Exercise brief: Lines containing the string "sende" are to be counted. Write only how many there are.

Collected data
——

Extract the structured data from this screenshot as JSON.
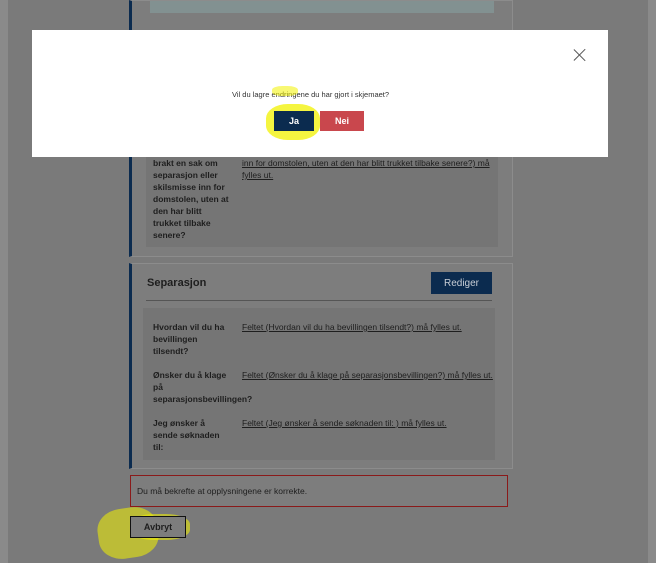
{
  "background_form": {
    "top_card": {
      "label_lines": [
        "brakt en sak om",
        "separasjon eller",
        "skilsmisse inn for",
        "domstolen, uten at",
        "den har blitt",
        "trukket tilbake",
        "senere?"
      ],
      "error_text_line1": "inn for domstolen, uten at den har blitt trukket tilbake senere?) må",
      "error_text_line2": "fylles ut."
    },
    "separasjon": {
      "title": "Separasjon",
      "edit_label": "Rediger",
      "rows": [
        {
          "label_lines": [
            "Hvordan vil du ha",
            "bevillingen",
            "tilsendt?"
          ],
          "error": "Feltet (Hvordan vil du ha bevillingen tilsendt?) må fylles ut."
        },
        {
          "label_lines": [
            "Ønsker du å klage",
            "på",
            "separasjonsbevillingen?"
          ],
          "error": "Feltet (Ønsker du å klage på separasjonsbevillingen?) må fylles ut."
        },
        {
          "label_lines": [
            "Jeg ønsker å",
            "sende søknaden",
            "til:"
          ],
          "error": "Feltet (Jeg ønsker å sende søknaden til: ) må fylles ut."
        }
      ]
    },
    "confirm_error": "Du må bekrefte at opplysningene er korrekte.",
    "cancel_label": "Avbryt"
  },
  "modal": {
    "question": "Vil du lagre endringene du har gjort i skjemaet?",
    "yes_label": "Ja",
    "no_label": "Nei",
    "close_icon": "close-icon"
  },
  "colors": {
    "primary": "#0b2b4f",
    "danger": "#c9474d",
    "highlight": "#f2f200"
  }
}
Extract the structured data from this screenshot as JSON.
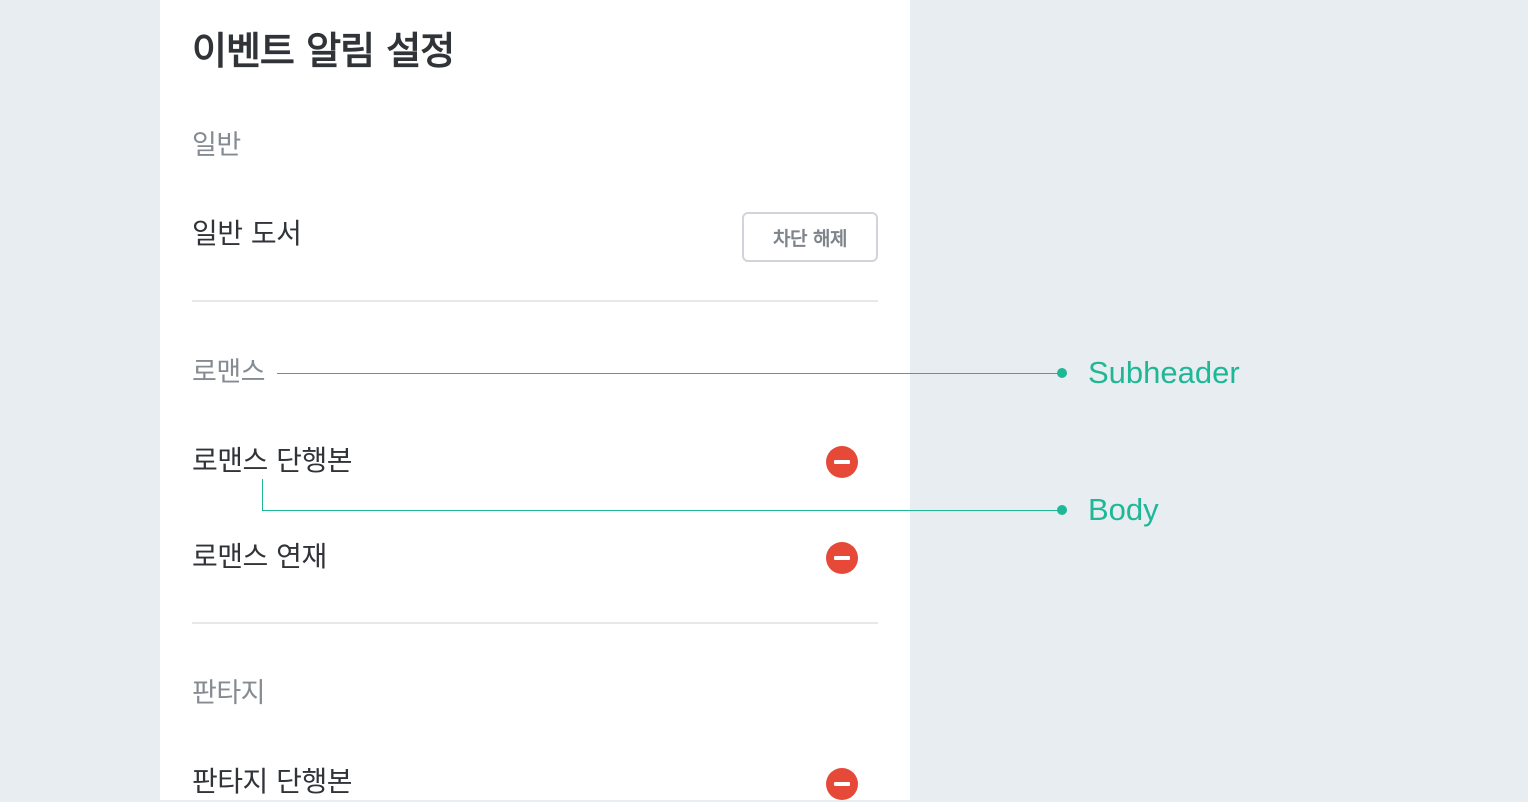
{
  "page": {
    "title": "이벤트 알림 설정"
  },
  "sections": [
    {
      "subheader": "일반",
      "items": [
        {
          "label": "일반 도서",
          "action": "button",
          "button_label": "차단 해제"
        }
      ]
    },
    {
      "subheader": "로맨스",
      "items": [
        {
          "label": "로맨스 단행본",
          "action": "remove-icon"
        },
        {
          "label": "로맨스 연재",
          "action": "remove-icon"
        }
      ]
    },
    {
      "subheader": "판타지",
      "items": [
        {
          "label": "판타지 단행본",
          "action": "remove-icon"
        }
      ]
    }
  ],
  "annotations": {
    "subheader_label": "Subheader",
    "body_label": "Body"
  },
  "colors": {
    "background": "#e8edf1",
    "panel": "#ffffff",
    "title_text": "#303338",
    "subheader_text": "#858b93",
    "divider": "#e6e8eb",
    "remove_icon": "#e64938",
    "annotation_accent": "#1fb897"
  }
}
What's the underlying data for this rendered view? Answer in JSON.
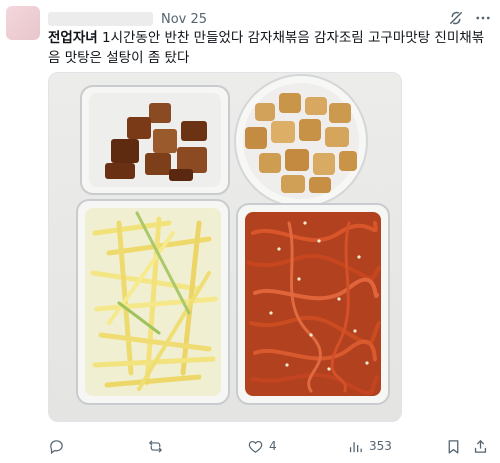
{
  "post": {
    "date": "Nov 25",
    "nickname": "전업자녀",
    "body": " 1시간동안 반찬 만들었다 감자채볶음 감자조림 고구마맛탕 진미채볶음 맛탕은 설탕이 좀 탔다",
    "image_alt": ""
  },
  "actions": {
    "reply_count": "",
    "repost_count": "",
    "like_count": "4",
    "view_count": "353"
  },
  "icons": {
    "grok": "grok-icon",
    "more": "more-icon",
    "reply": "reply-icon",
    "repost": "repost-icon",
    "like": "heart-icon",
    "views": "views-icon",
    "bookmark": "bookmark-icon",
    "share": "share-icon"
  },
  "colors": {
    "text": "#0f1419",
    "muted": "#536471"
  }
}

——

The answer: 2